- **Exercise brief**
Pull every line containing the word "data" from the records.

- **Records for processing**
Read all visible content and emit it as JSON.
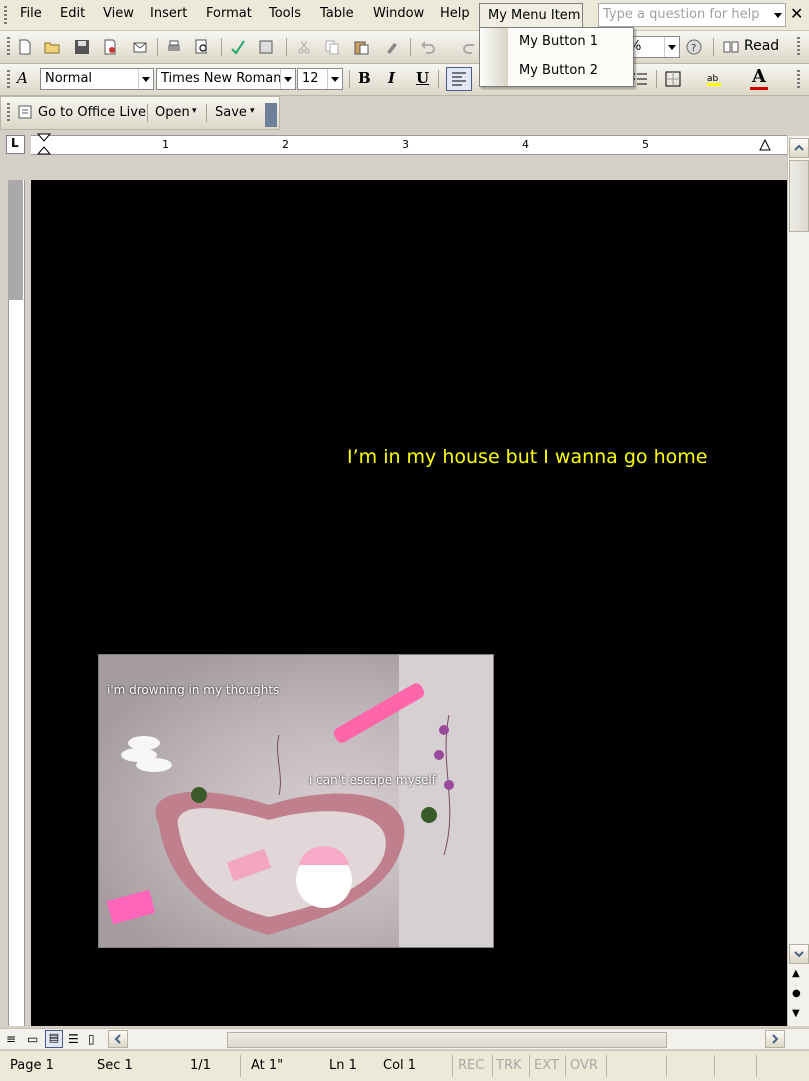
{
  "menubar": {
    "items": [
      {
        "label": "File"
      },
      {
        "label": "Edit"
      },
      {
        "label": "View"
      },
      {
        "label": "Insert"
      },
      {
        "label": "Format"
      },
      {
        "label": "Tools"
      },
      {
        "label": "Table"
      },
      {
        "label": "Window"
      },
      {
        "label": "Help"
      }
    ],
    "custom_menu": "My Menu Item",
    "help_placeholder": "Type a question for help",
    "close_glyph": "✕"
  },
  "dropdown": {
    "items": [
      "My Button 1",
      "My Button 2"
    ]
  },
  "standard_toolbar": {
    "zoom": "%",
    "read_label": "Read"
  },
  "formatting_toolbar": {
    "style": "Normal",
    "font": "Times New Roman",
    "size": "12",
    "bold": "B",
    "italic": "I",
    "underline": "U"
  },
  "office_toolbar": {
    "go_office": "Go to Office Live",
    "open": "Open",
    "save": "Save"
  },
  "ruler": {
    "numbers": [
      "1",
      "2",
      "3",
      "4",
      "5"
    ]
  },
  "document": {
    "background": "#000000",
    "text": "I’m in my house but I wanna go home",
    "text_color": "#ffff00",
    "image_captions": [
      "i'm drowning in my thoughts",
      "i can't escape myself"
    ]
  },
  "statusbar": {
    "page": "Page  1",
    "sec": "Sec  1",
    "pages": "1/1",
    "at": "At  1\"",
    "ln": "Ln  1",
    "col": "Col  1",
    "rec": "REC",
    "trk": "TRK",
    "ext": "EXT",
    "ovr": "OVR"
  }
}
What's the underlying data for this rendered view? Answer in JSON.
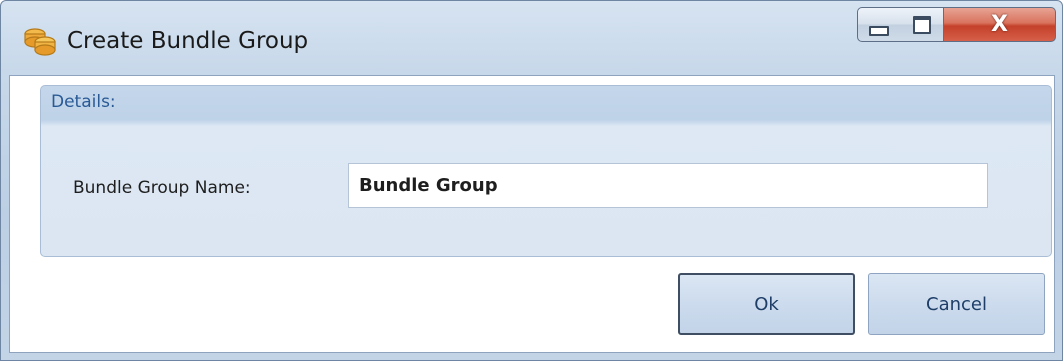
{
  "window": {
    "title": "Create Bundle Group",
    "icon": "bundle-group-icon",
    "controls": {
      "minimize": "minimize-icon",
      "maximize": "maximize-icon",
      "close_glyph": "X"
    }
  },
  "details": {
    "title": "Details:",
    "bundle_group_name_label": "Bundle Group Name:",
    "bundle_group_name_value": "Bundle Group"
  },
  "buttons": {
    "ok": "Ok",
    "cancel": "Cancel"
  },
  "colors": {
    "group_title": "#2a5a96",
    "button_text": "#1e3e68",
    "close_button": "#c4402a"
  }
}
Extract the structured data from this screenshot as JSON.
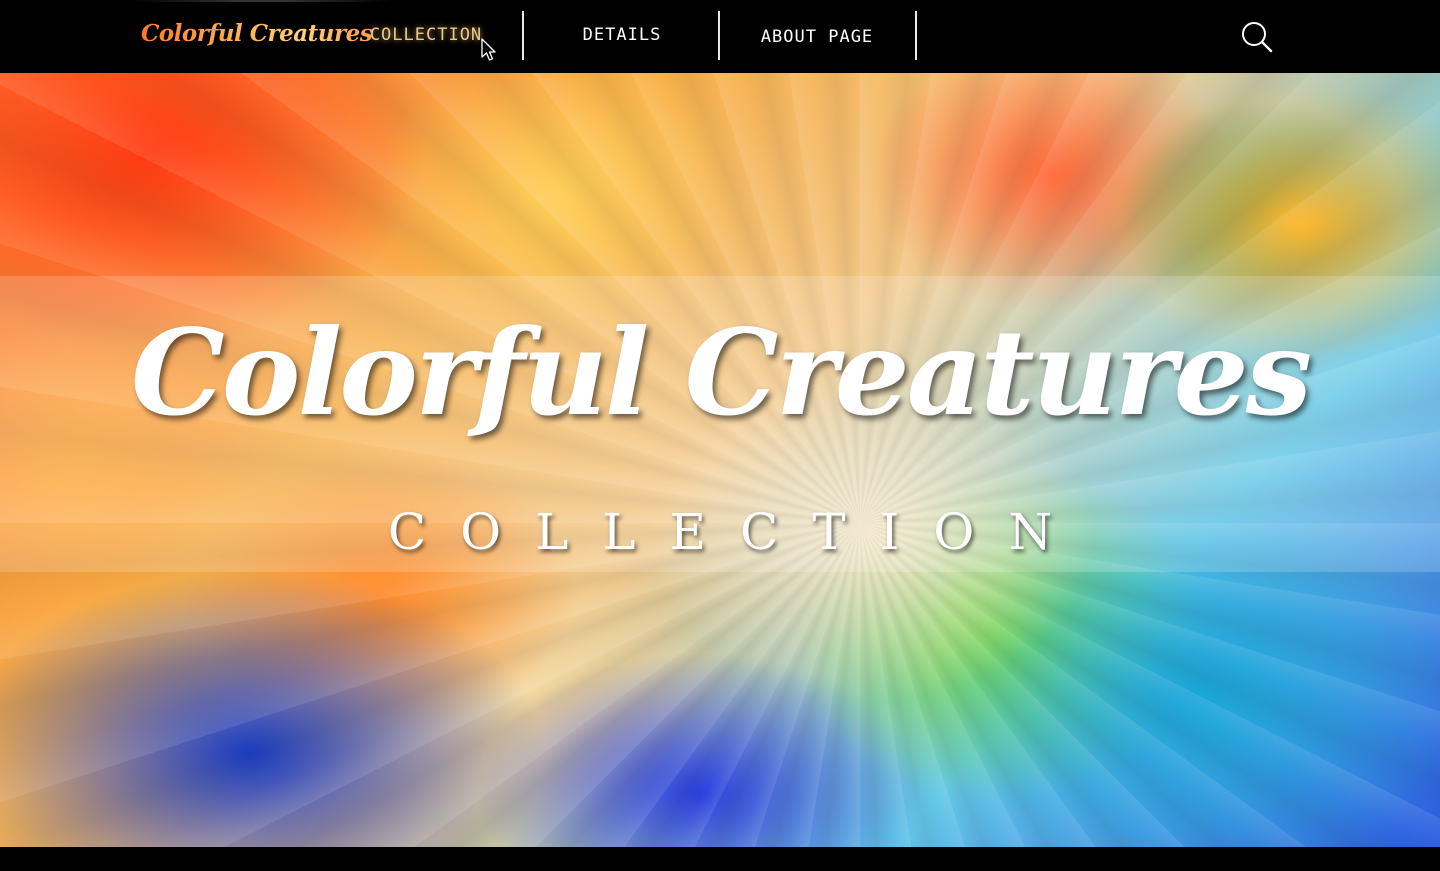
{
  "navbar": {
    "logo": "Colorful Creatures",
    "items": [
      {
        "label": "COLLECTION",
        "active": true
      },
      {
        "label": "DETAILS",
        "active": false
      },
      {
        "label": "ABOUT PAGE",
        "active": false
      }
    ],
    "search_icon": "search-icon",
    "accent_color": "#e8c98a"
  },
  "hero": {
    "title": "Colorful Creatures",
    "subtitle": "COLLECTION"
  }
}
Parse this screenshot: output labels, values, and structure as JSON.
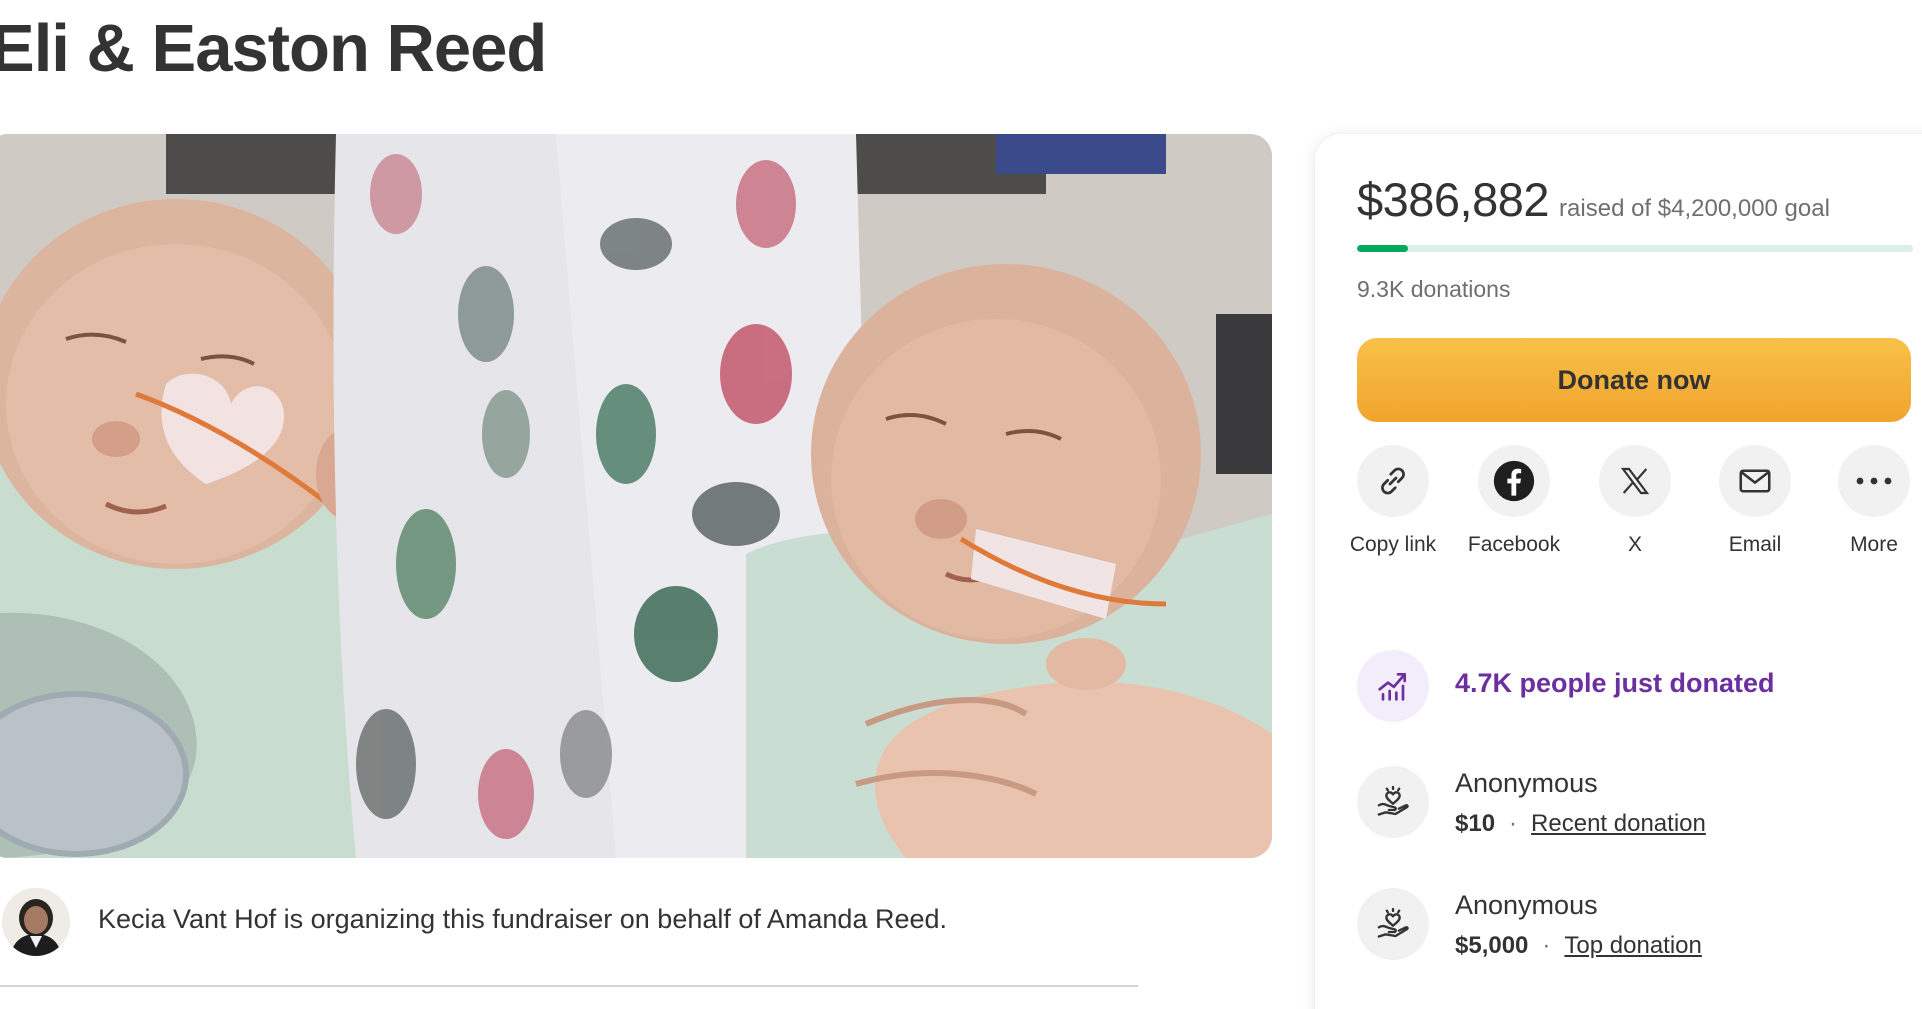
{
  "campaign": {
    "title": "Eli & Easton Reed"
  },
  "organizer": {
    "text": "Kecia Vant Hof is organizing this fundraiser on behalf of Amanda Reed."
  },
  "donation_card": {
    "raised_amount": "$386,882",
    "raised_goal_text": "raised of $4,200,000 goal",
    "progress_fraction": 0.092,
    "donations_count": "9.3K donations",
    "donate_button": "Donate now",
    "share": [
      {
        "label": "Copy link",
        "icon": "link-icon"
      },
      {
        "label": "Facebook",
        "icon": "facebook-icon"
      },
      {
        "label": "X",
        "icon": "x-logo-icon"
      },
      {
        "label": "Email",
        "icon": "mail-icon"
      },
      {
        "label": "More",
        "icon": "more-dots-icon"
      }
    ],
    "momentum_text": "4.7K people just donated",
    "donors": [
      {
        "name": "Anonymous",
        "amount": "$10",
        "tag": "Recent donation"
      },
      {
        "name": "Anonymous",
        "amount": "$5,000",
        "tag": "Top donation"
      }
    ]
  },
  "colors": {
    "progress": "#02a95c",
    "progress_track": "#dcefe6",
    "donate_button": "#f4b13b",
    "momentum_text": "#6b2fa0"
  }
}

- **Worked solution**
What's the underlying data for this rendered view? Answer in JSON.
Extract the structured data from this screenshot as JSON.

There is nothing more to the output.